## What to do
Out of the lines in this data, how many include "about"? Give the number and nothing else.

## Material to process
------------------------------------------------------------

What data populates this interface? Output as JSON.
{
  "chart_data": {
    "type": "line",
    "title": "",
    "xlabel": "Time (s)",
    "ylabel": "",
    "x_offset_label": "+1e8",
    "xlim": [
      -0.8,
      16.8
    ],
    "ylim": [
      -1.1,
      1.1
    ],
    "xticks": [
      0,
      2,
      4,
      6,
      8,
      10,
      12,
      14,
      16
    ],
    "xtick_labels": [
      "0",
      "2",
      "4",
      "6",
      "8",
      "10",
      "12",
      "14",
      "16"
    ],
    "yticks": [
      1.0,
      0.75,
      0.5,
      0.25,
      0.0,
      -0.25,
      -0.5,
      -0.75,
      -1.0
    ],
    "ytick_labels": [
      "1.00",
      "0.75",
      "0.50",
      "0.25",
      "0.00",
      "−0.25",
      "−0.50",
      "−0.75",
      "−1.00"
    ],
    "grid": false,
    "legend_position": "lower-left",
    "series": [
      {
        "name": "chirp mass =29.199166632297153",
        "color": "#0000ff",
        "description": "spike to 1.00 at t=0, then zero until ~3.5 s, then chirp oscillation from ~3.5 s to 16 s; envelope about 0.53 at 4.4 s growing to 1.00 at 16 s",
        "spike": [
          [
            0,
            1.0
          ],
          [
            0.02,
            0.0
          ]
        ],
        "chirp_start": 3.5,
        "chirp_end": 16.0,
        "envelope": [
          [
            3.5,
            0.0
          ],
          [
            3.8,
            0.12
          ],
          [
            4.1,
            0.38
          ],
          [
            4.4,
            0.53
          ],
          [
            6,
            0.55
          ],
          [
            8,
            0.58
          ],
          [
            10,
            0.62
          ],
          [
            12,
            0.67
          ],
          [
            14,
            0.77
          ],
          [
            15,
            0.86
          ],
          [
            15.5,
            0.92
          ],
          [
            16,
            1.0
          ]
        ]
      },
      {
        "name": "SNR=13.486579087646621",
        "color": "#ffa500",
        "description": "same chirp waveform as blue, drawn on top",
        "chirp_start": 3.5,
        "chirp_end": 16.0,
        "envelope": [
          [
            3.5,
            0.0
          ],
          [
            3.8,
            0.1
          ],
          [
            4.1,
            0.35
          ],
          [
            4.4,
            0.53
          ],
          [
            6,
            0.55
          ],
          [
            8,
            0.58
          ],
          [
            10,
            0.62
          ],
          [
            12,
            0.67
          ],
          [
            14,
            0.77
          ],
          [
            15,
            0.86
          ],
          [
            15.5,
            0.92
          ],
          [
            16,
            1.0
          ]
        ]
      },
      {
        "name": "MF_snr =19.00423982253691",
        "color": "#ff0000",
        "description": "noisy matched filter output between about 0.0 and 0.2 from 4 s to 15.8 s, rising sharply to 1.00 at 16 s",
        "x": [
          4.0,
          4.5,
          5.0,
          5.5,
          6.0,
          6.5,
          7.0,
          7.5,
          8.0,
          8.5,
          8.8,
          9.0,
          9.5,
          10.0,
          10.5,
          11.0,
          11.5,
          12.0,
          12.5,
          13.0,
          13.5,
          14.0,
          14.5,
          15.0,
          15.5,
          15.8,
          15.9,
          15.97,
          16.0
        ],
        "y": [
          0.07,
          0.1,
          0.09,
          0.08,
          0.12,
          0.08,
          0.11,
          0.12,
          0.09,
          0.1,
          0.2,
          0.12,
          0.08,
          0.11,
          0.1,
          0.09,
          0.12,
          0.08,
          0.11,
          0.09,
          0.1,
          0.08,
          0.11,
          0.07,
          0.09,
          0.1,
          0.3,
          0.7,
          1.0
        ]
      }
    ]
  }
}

------------------------------------------------------------

## Response to the task
2